━━ DATA ENTRIES

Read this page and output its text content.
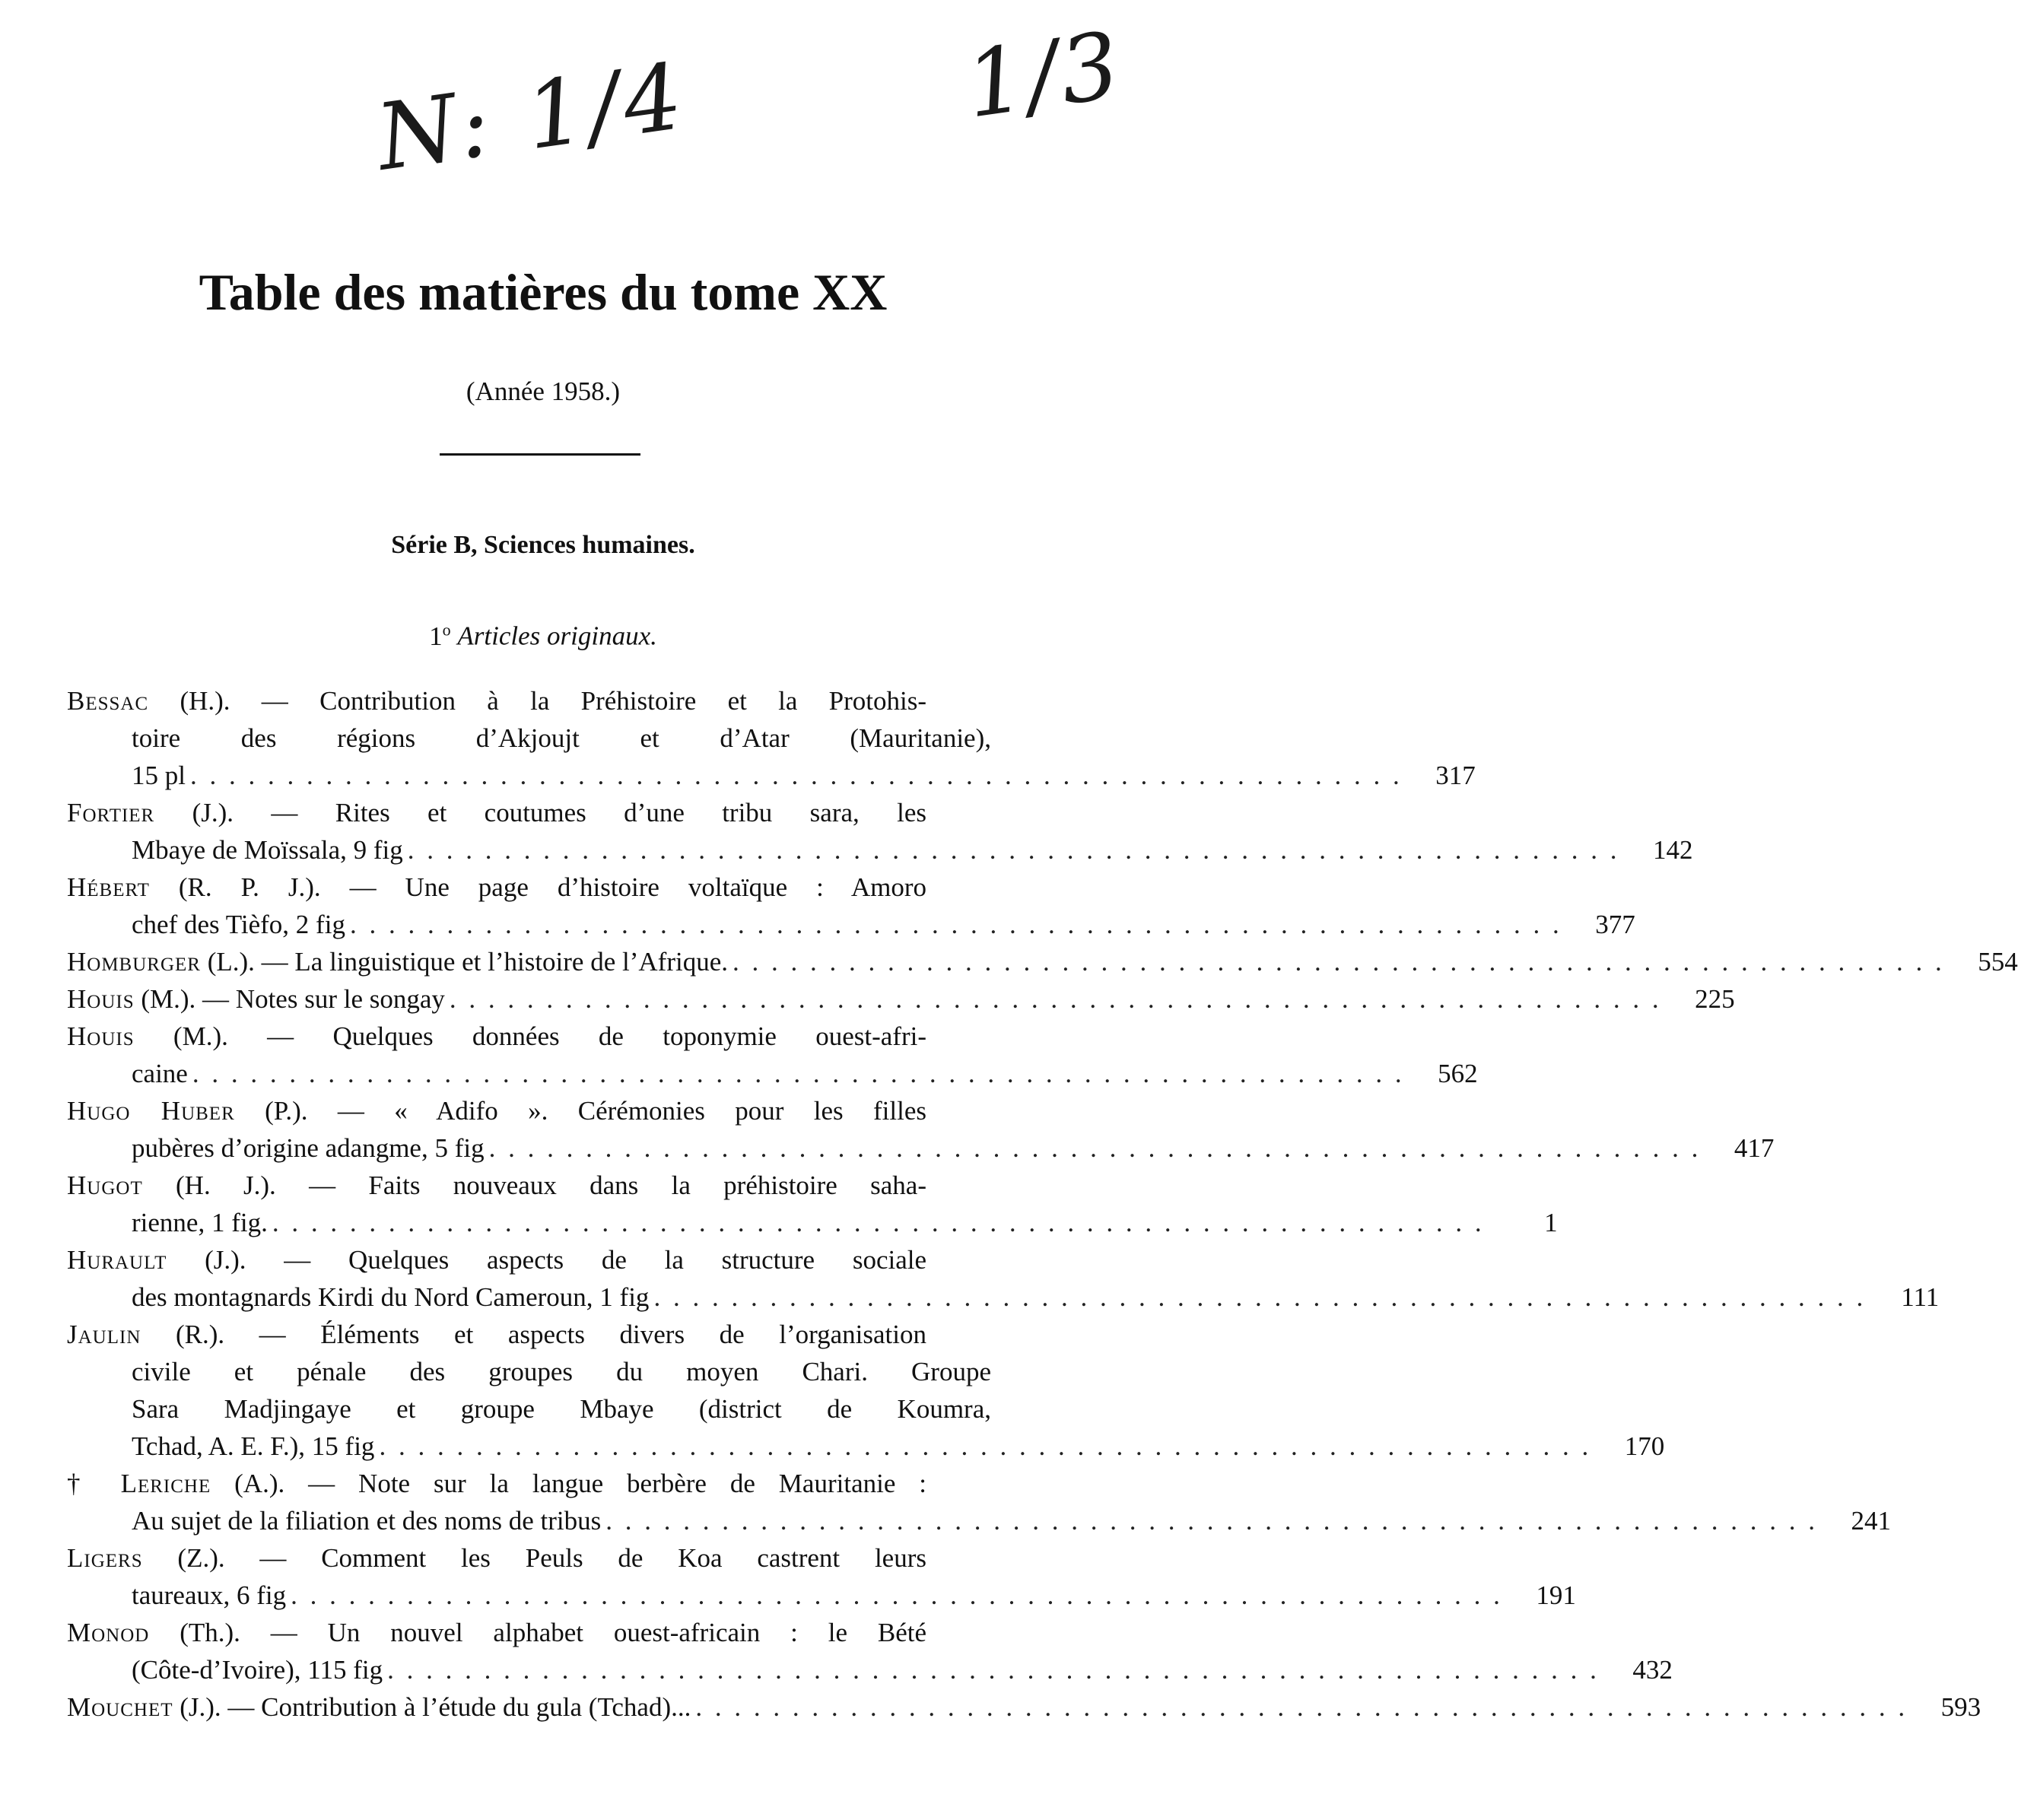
N: 1/4	1/3
Table des matières du tome XX
(Année 1958.)
Série B, Sciences humaines.
1$^o$ Articles originaux.
Bessac (H.). — Contribution à la Préhistoire et la Protohis-
toire des régions d’Akjoujt et d’Atar (Mauritanie),
15 pl . . . . . . . . . . . . . . . . . . . . . . . . . . . . . . . . . . . . . . . . . . . . . . . . . . . . . . . . . . . . . . .	317
Fortier (J.). — Rites et coutumes d’une tribu sara, les
Mbaye de Moïssala, 9 fig . . . . . . . . . . . . . . . . . . . . . . . . . . . . . . . . . . . . . . . . . . . . . . . . . . . . . . . . . . . . . . .	142
Hébert (R. P. J.). — Une page d’histoire voltaïque : Amoro
chef des Tièfo, 2 fig . . . . . . . . . . . . . . . . . . . . . . . . . . . . . . . . . . . . . . . . . . . . . . . . . . . . . . . . . . . . . . .	377
Homburger (L.). — La linguistique et l’histoire de l’Afrique. . . . . . . . . . . . . . . . . . . . . . . . . . . . . . . . . . . . . . . . . . . . . . . . . . . . . . . . . . . . . . . .	554
Houis (M.). — Notes sur le songay . . . . . . . . . . . . . . . . . . . . . . . . . . . . . . . . . . . . . . . . . . . . . . . . . . . . . . . . . . . . . . .	225
Houis (M.). — Quelques données de toponymie ouest-afri-
caine . . . . . . . . . . . . . . . . . . . . . . . . . . . . . . . . . . . . . . . . . . . . . . . . . . . . . . . . . . . . . . .	562
Hugo Huber (P.). — « Adifo ». Cérémonies pour les filles
pubères d’origine adangme, 5 fig . . . . . . . . . . . . . . . . . . . . . . . . . . . . . . . . . . . . . . . . . . . . . . . . . . . . . . . . . . . . . . .	417
Hugot (H. J.). — Faits nouveaux dans la préhistoire saha-
rienne, 1 fig. . . . . . . . . . . . . . . . . . . . . . . . . . . . . . . . . . . . . . . . . . . . . . . . . . . . . . . . . . . . . . . .	1
Hurault (J.). — Quelques aspects de la structure sociale
des montagnards Kirdi du Nord Cameroun, 1 fig . . . . . . . . . . . . . . . . . . . . . . . . . . . . . . . . . . . . . . . . . . . . . . . . . . . . . . . . . . . . . . .	111
Jaulin (R.). — Éléments et aspects divers de l’organisation
civile et pénale des groupes du moyen Chari. Groupe
Sara Madjingaye et groupe Mbaye (district de Koumra,
Tchad, A. E. F.), 15 fig . . . . . . . . . . . . . . . . . . . . . . . . . . . . . . . . . . . . . . . . . . . . . . . . . . . . . . . . . . . . . . .	170
† Leriche (A.). — Note sur la langue berbère de Mauritanie :
Au sujet de la filiation et des noms de tribus . . . . . . . . . . . . . . . . . . . . . . . . . . . . . . . . . . . . . . . . . . . . . . . . . . . . . . . . . . . . . . .	241
Ligers (Z.). — Comment les Peuls de Koa castrent leurs
taureaux, 6 fig . . . . . . . . . . . . . . . . . . . . . . . . . . . . . . . . . . . . . . . . . . . . . . . . . . . . . . . . . . . . . . .	191
Monod (Th.). — Un nouvel alphabet ouest-africain : le Bété
(Côte-d’Ivoire), 115 fig . . . . . . . . . . . . . . . . . . . . . . . . . . . . . . . . . . . . . . . . . . . . . . . . . . . . . . . . . . . . . . .	432
Mouchet (J.). — Contribution à l’étude du gula (Tchad)... . . . . . . . . . . . . . . . . . . . . . . . . . . . . . . . . . . . . . . . . . . . . . . . . . . . . . . . . . . . . . . .	593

━━━━

**EXERCISE AIM**
Give an exact copy of the material, leaving out every picture.

**CORRECT RESULT**
Read this page and output its text content.
N: 1/4	1/3
Table des matières du tome XX
(Année 1958.)
Série B, Sciences humaines.
1$^o$ Articles originaux.
Bessac (H.). — Contribution à la Préhistoire et la Protohis-
toire des régions d’Akjoujt et d’Atar (Mauritanie),
15 pl . . . . . . . . . . . . . . . . . . . . . . . . . . . . . . . . . . . . . . . . . . . . . . . . . . . . . . . . . . . . . . .	317
Fortier (J.). — Rites et coutumes d’une tribu sara, les
Mbaye de Moïssala, 9 fig . . . . . . . . . . . . . . . . . . . . . . . . . . . . . . . . . . . . . . . . . . . . . . . . . . . . . . . . . . . . . . .	142
Hébert (R. P. J.). — Une page d’histoire voltaïque : Amoro
chef des Tièfo, 2 fig . . . . . . . . . . . . . . . . . . . . . . . . . . . . . . . . . . . . . . . . . . . . . . . . . . . . . . . . . . . . . . .	377
Homburger (L.). — La linguistique et l’histoire de l’Afrique. . . . . . . . . . . . . . . . . . . . . . . . . . . . . . . . . . . . . . . . . . . . . . . . . . . . . . . . . . . . . . . .	554
Houis (M.). — Notes sur le songay . . . . . . . . . . . . . . . . . . . . . . . . . . . . . . . . . . . . . . . . . . . . . . . . . . . . . . . . . . . . . . .	225
Houis (M.). — Quelques données de toponymie ouest-afri-
caine . . . . . . . . . . . . . . . . . . . . . . . . . . . . . . . . . . . . . . . . . . . . . . . . . . . . . . . . . . . . . . .	562
Hugo Huber (P.). — « Adifo ». Cérémonies pour les filles
pubères d’origine adangme, 5 fig . . . . . . . . . . . . . . . . . . . . . . . . . . . . . . . . . . . . . . . . . . . . . . . . . . . . . . . . . . . . . . .	417
Hugot (H. J.). — Faits nouveaux dans la préhistoire saha-
rienne, 1 fig. . . . . . . . . . . . . . . . . . . . . . . . . . . . . . . . . . . . . . . . . . . . . . . . . . . . . . . . . . . . . . . .	1
Hurault (J.). — Quelques aspects de la structure sociale
des montagnards Kirdi du Nord Cameroun, 1 fig . . . . . . . . . . . . . . . . . . . . . . . . . . . . . . . . . . . . . . . . . . . . . . . . . . . . . . . . . . . . . . .	111
Jaulin (R.). — Éléments et aspects divers de l’organisation
civile et pénale des groupes du moyen Chari. Groupe
Sara Madjingaye et groupe Mbaye (district de Koumra,
Tchad, A. E. F.), 15 fig . . . . . . . . . . . . . . . . . . . . . . . . . . . . . . . . . . . . . . . . . . . . . . . . . . . . . . . . . . . . . . .	170
† Leriche (A.). — Note sur la langue berbère de Mauritanie :
Au sujet de la filiation et des noms de tribus . . . . . . . . . . . . . . . . . . . . . . . . . . . . . . . . . . . . . . . . . . . . . . . . . . . . . . . . . . . . . . .	241
Ligers (Z.). — Comment les Peuls de Koa castrent leurs
taureaux, 6 fig . . . . . . . . . . . . . . . . . . . . . . . . . . . . . . . . . . . . . . . . . . . . . . . . . . . . . . . . . . . . . . .	191
Monod (Th.). — Un nouvel alphabet ouest-africain : le Bété
(Côte-d’Ivoire), 115 fig . . . . . . . . . . . . . . . . . . . . . . . . . . . . . . . . . . . . . . . . . . . . . . . . . . . . . . . . . . . . . . .	432
Mouchet (J.). — Contribution à l’étude du gula (Tchad)... . . . . . . . . . . . . . . . . . . . . . . . . . . . . . . . . . . . . . . . . . . . . . . . . . . . . . . . . . . . . . . .	593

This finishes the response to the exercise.